>> START DATA PROVIDED

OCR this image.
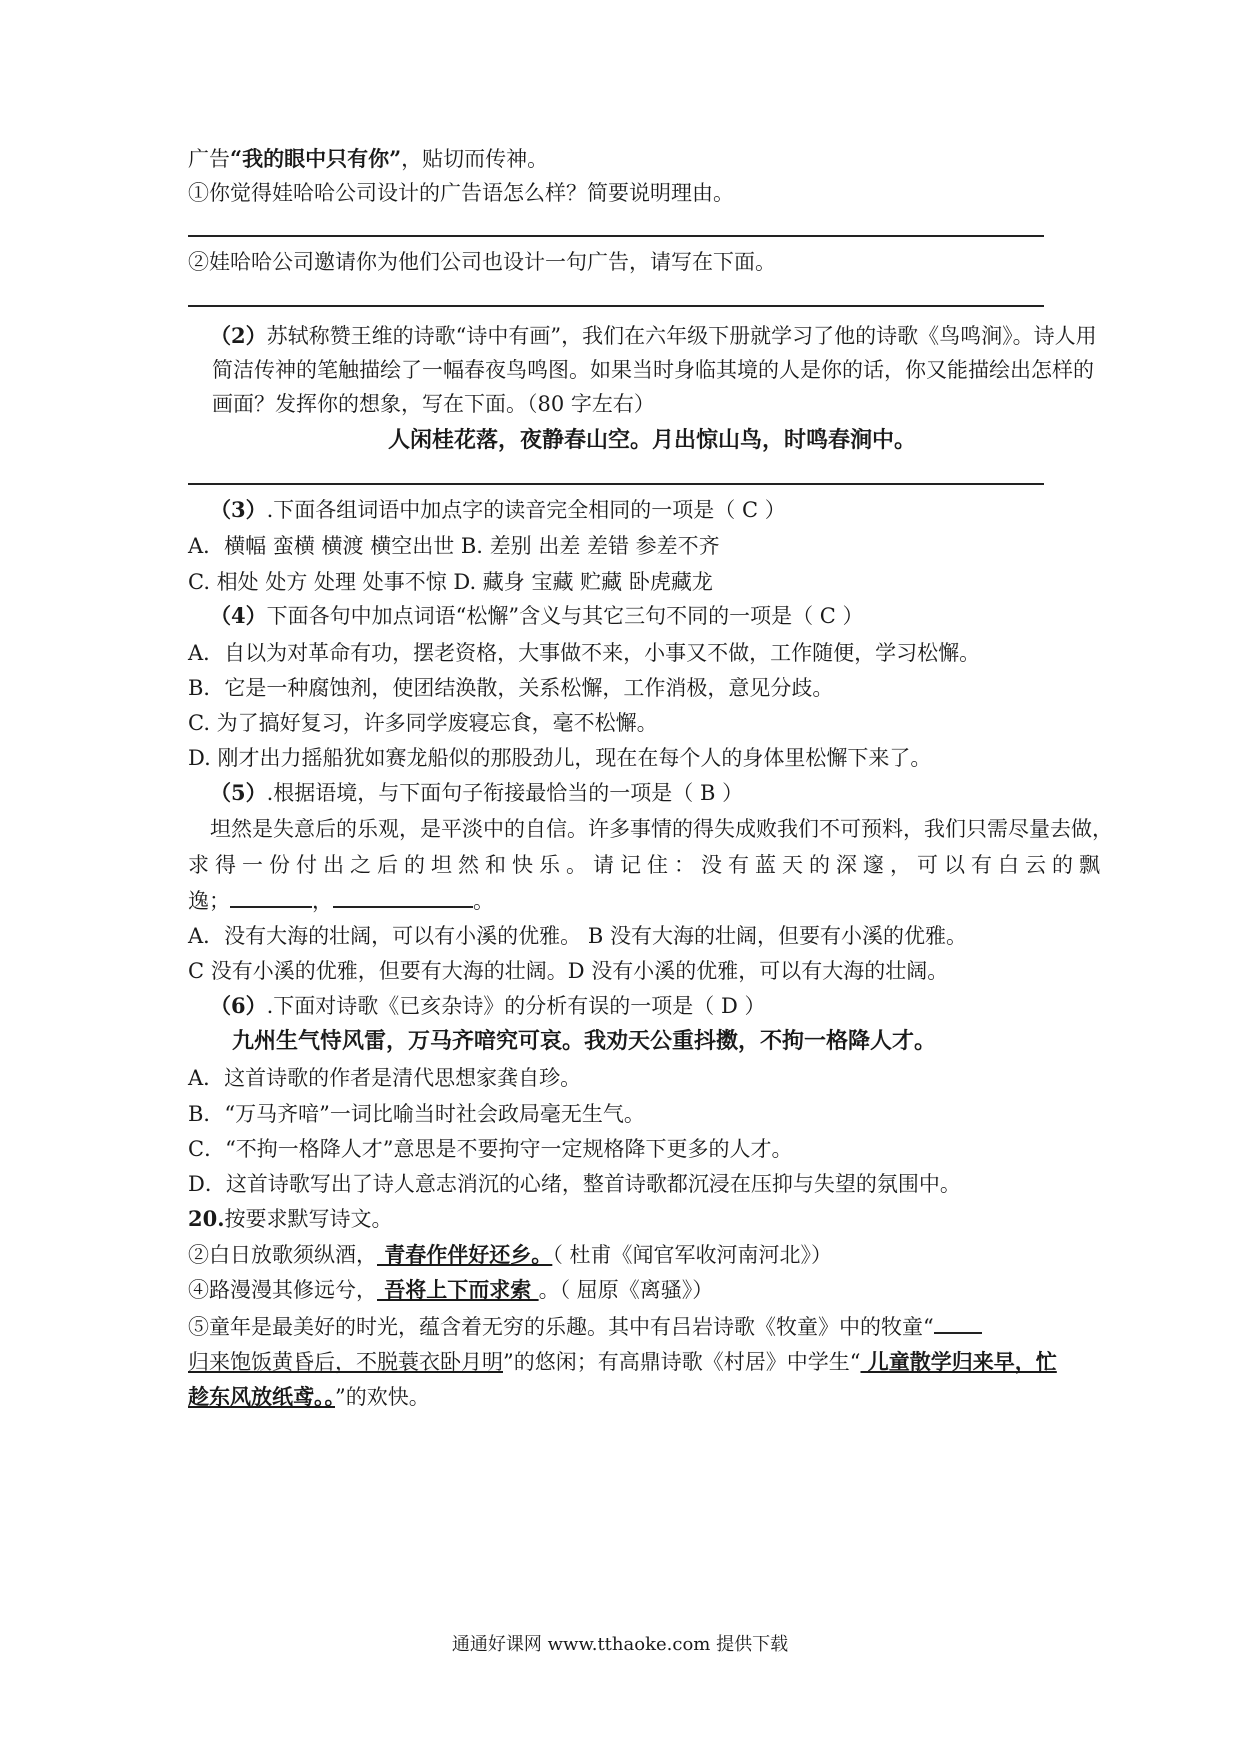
广告“我的眼中只有你”，贴切而传神。
①你觉得娃哈哈公司设计的广告语怎么样？简要说明理由。
②娃哈哈公司邀请你为他们公司也设计一句广告，请写在下面。
（2）苏轼称赞王维的诗歌“诗中有画”，我们在六年级下册就学习了他的诗歌《鸟鸣涧》。诗人用
简洁传神的笔触描绘了一幅春夜鸟鸣图。如果当时身临其境的人是你的话，你又能描绘出怎样的
画面？发挥你的想象，写在下面。（80 字左右）
人闲桂花落，夜静春山空。月出惊山鸟，时鸣春涧中。
（3）.下面各组词语中加点字的读音完全相同的一项是（ C ）
A．横幅 蛮横 横渡 横空出世 B. 差别 出差 差错 参差不齐
C. 相处 处方 处理 处事不惊 D. 藏身 宝藏 贮藏 卧虎藏龙
（4）下面各句中加点词语“松懈”含义与其它三句不同的一项是（ C ）
A．自以为对革命有功，摆老资格，大事做不来，小事又不做，工作随便，学习松懈。
B．它是一种腐蚀剂，使团结涣散，关系松懈，工作消极，意见分歧。
C. 为了搞好复习，许多同学废寝忘食，毫不松懈。
D. 刚才出力摇船犹如赛龙船似的那股劲儿，现在在每个人的身体里松懈下来了。
（5）.根据语境，与下面句子衔接最恰当的一项是（ B ）
坦然是失意后的乐观，是平淡中的自信。许多事情的得失成败我们不可预料，我们只需尽量去做，
求得一份付出之后的坦然和快乐。请记住：没有蓝天的深邃，可以有白云的飘
逸；	，	。
A．没有大海的壮阔，可以有小溪的优雅。 B 没有大海的壮阔，但要有小溪的优雅。
C 没有小溪的优雅，但要有大海的壮阔。D 没有小溪的优雅，可以有大海的壮阔。
（6）.下面对诗歌《已亥杂诗》的分析有误的一项是（ D ）
九州生气恃风雷，万马齐喑究可哀。我劝天公重抖擞，不拘一格降人才。
A．这首诗歌的作者是清代思想家龚自珍。
B．“万马齐喑”一词比喻当时社会政局毫无生气。
C．“不拘一格降人才”意思是不要拘守一定规格降下更多的人才。
D．这首诗歌写出了诗人意志消沉的心绪，整首诗歌都沉浸在压抑与失望的氛围中。
20.按要求默写诗文。
②白日放歌须纵酒， 青春作伴好还乡。（ 杜甫《闻官军收河南河北》）
④路漫漫其修远兮， 吾将上下而求索 。（ 屈原《离骚》）
⑤童年是最美好的时光，蕴含着无穷的乐趣。其中有吕岩诗歌《牧童》中的牧童“
归来饱饭黄昏后，不脱蓑衣卧月明”的悠闲；有高鼎诗歌《村居》中学生“ 儿童散学归来早，忙
趁东风放纸鸢。。”的欢快。
通通好课网 www.tthaoke.com 提供下载
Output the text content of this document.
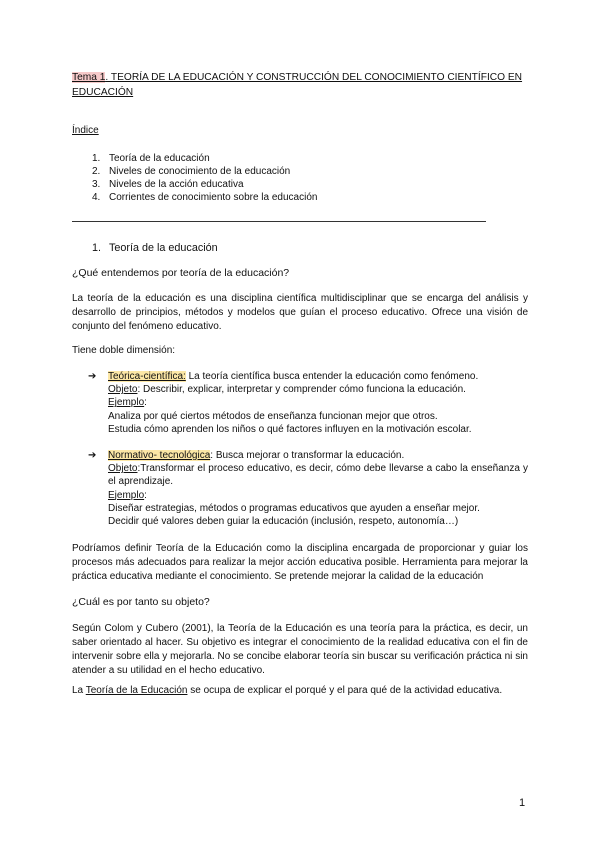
Tema 1. TEORÍA DE LA EDUCACIÓN Y CONSTRUCCIÓN DEL CONOCIMIENTO CIENTÍFICO EN EDUCACIÓN
Índice
1. Teoría de la educación
2. Niveles de conocimiento de la educación
3. Niveles de la acción educativa
4. Corrientes de conocimiento sobre la educación
1. Teoría de la educación
¿Qué entendemos por teoría de la educación?

La teoría de la educación es una disciplina científica multidisciplinar que se encarga del análisis y desarrollo de principios, métodos y modelos que guían el proceso educativo. Ofrece una visión de conjunto del fenómeno educativo.

Tiene doble dimensión:
➔	Teórica-científica: La teoría científica busca entender la educación como fenómeno.
Objeto: Describir, explicar, interpretar y comprender cómo funciona la educación.
Ejemplo:
Analiza por qué ciertos métodos de enseñanza funcionan mejor que otros.
Estudia cómo aprenden los niños o qué factores influyen en la motivación escolar.
➔	Normativo- tecnológica: Busca mejorar o transformar la educación.
Objeto:Transformar el proceso educativo, es decir, cómo debe llevarse a cabo la enseñanza y el aprendizaje.
Ejemplo:
Diseñar estrategias, métodos o programas educativos que ayuden a enseñar mejor.
Decidir qué valores deben guiar la educación (inclusión, respeto, autonomía…)

Podríamos definir Teoría de la Educación como la disciplina encargada de proporcionar y guiar los procesos más adecuados para realizar la mejor acción educativa posible. Herramienta para mejorar la práctica educativa mediante el conocimiento. Se pretende mejorar la calidad de la educación

¿Cuál es por tanto su objeto?

Según Colom y Cubero (2001), la Teoría de la Educación es una teoría para la práctica, es decir, un saber orientado al hacer. Su objetivo es integrar el conocimiento de la realidad educativa con el fin de intervenir sobre ella y mejorarla. No se concibe elaborar teoría sin buscar su verificación práctica ni sin atender a su utilidad en el hecho educativo.

La Teoría de la Educación se ocupa de explicar el porqué y el para qué de la actividad educativa.
1
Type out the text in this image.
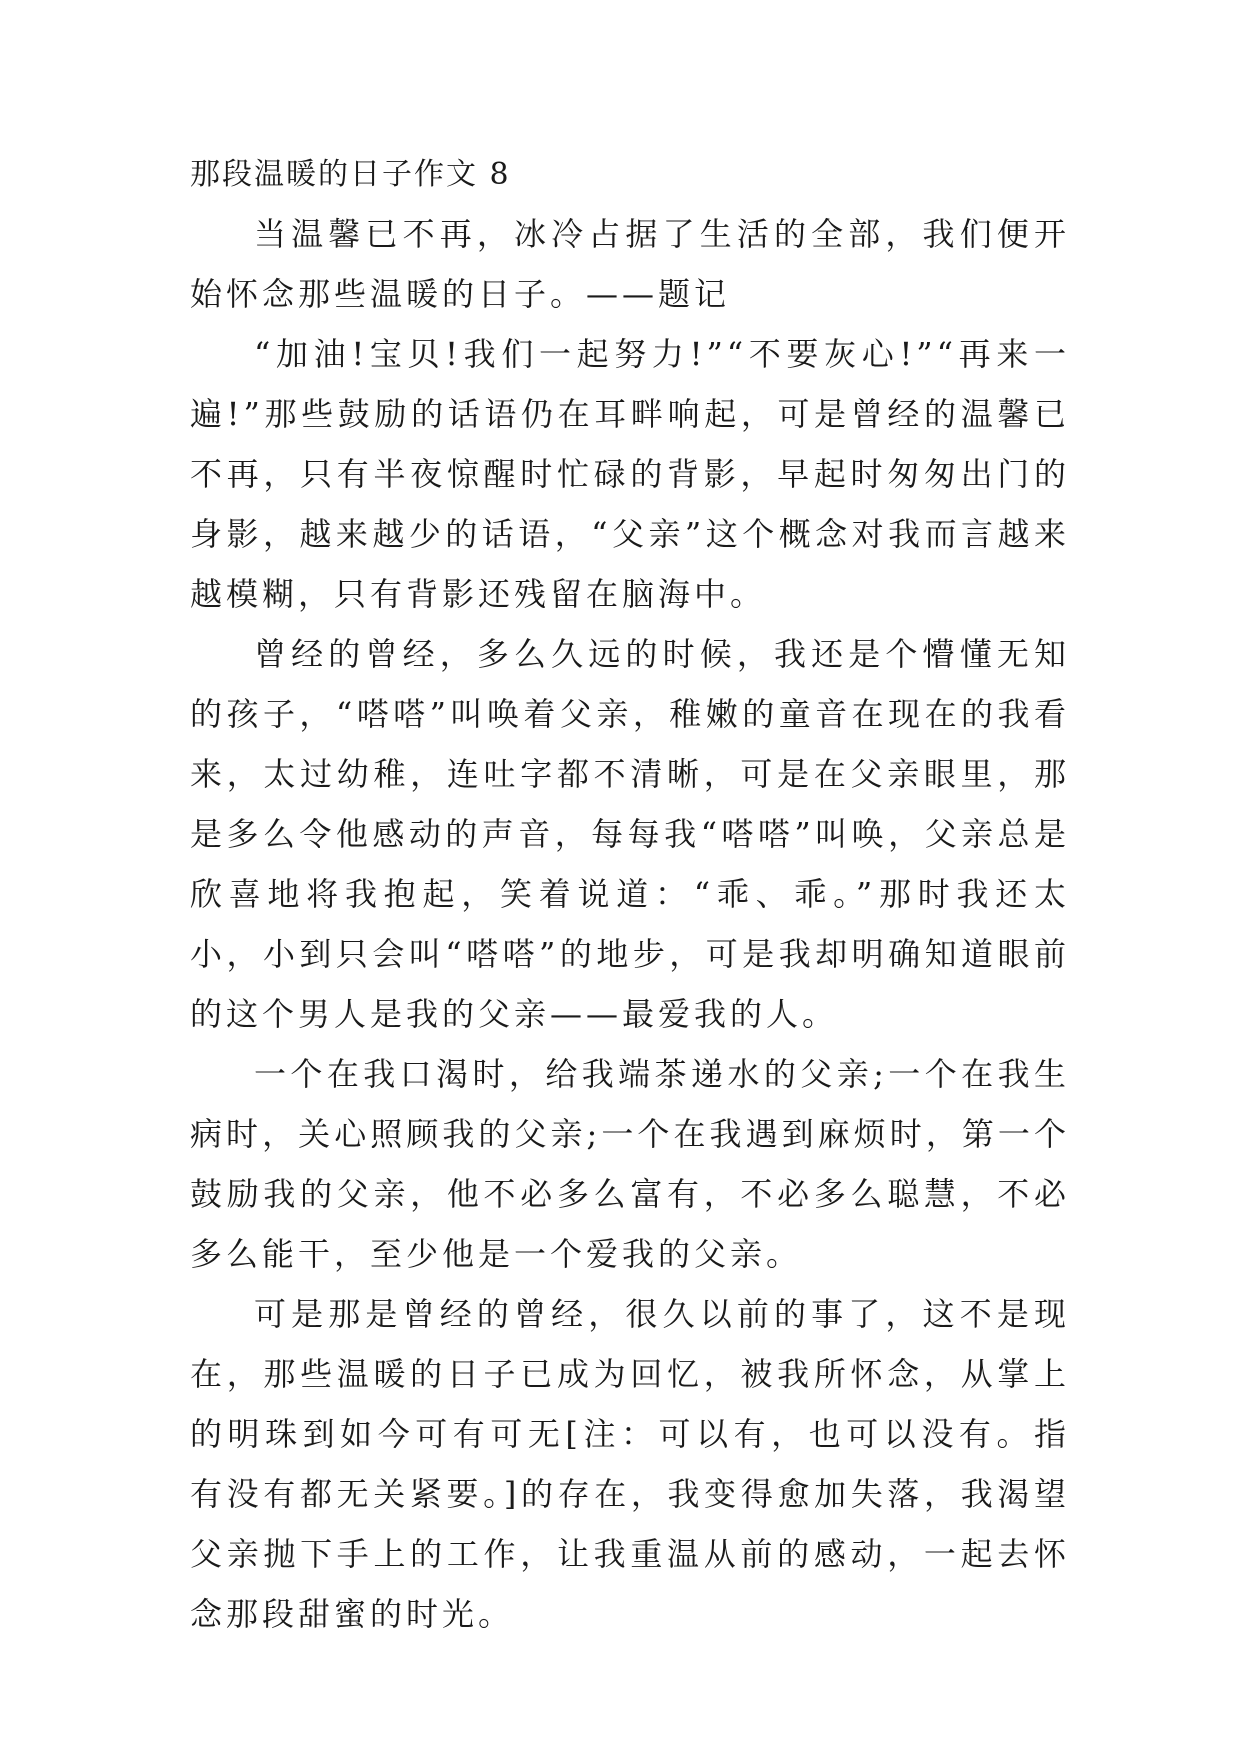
那段温暖的日子作文 8

当温馨已不再，冰冷占据了生活的全部，我们便开始怀念那些温暖的日子。——题记

“加油!宝贝!我们一起努力!”“不要灰心!”“再来一遍!”那些鼓励的话语仍在耳畔响起，可是曾经的温馨已不再，只有半夜惊醒时忙碌的背影，早起时匆匆出门的身影，越来越少的话语，“父亲”这个概念对我而言越来越模糊，只有背影还残留在脑海中。

曾经的曾经，多么久远的时候，我还是个懵懂无知的孩子，“嗒嗒”叫唤着父亲，稚嫩的童音在现在的我看来，太过幼稚，连吐字都不清晰，可是在父亲眼里，那是多么令他感动的声音，每每我“嗒嗒”叫唤，父亲总是欣喜地将我抱起，笑着说道：“乖、乖。”那时我还太小，小到只会叫“嗒嗒”的地步，可是我却明确知道眼前的这个男人是我的父亲——最爱我的人。

一个在我口渴时，给我端茶递水的父亲;一个在我生病时，关心照顾我的父亲;一个在我遇到麻烦时，第一个鼓励我的父亲，他不必多么富有，不必多么聪慧，不必多么能干，至少他是一个爱我的父亲。

可是那是曾经的曾经，很久以前的事了，这不是现在，那些温暖的日子已成为回忆，被我所怀念，从掌上的明珠到如今可有可无[注：可以有，也可以没有。指有没有都无关紧要。]的存在，我变得愈加失落，我渴望父亲抛下手上的工作，让我重温从前的感动，一起去怀念那段甜蜜的时光。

>> END DATA PROVIDED

__REQUIRED WORK__
Copy only this, please: the line with "Type out the text in this image." and every line after it through the end of the data, with no pictures.

__SOLUTION__
Type out the text in this image.
那段温暖的日子作文 8

当温馨已不再，冰冷占据了生活的全部，我们便开始怀念那些温暖的日子。——题记

“加油!宝贝!我们一起努力!”“不要灰心!”“再来一遍!”那些鼓励的话语仍在耳畔响起，可是曾经的温馨已不再，只有半夜惊醒时忙碌的背影，早起时匆匆出门的身影，越来越少的话语，“父亲”这个概念对我而言越来越模糊，只有背影还残留在脑海中。

曾经的曾经，多么久远的时候，我还是个懵懂无知的孩子，“嗒嗒”叫唤着父亲，稚嫩的童音在现在的我看来，太过幼稚，连吐字都不清晰，可是在父亲眼里，那是多么令他感动的声音，每每我“嗒嗒”叫唤，父亲总是欣喜地将我抱起，笑着说道：“乖、乖。”那时我还太小，小到只会叫“嗒嗒”的地步，可是我却明确知道眼前的这个男人是我的父亲——最爱我的人。

一个在我口渴时，给我端茶递水的父亲;一个在我生病时，关心照顾我的父亲;一个在我遇到麻烦时，第一个鼓励我的父亲，他不必多么富有，不必多么聪慧，不必多么能干，至少他是一个爱我的父亲。

可是那是曾经的曾经，很久以前的事了，这不是现在，那些温暖的日子已成为回忆，被我所怀念，从掌上的明珠到如今可有可无[注：可以有，也可以没有。指有没有都无关紧要。]的存在，我变得愈加失落，我渴望父亲抛下手上的工作，让我重温从前的感动，一起去怀念那段甜蜜的时光。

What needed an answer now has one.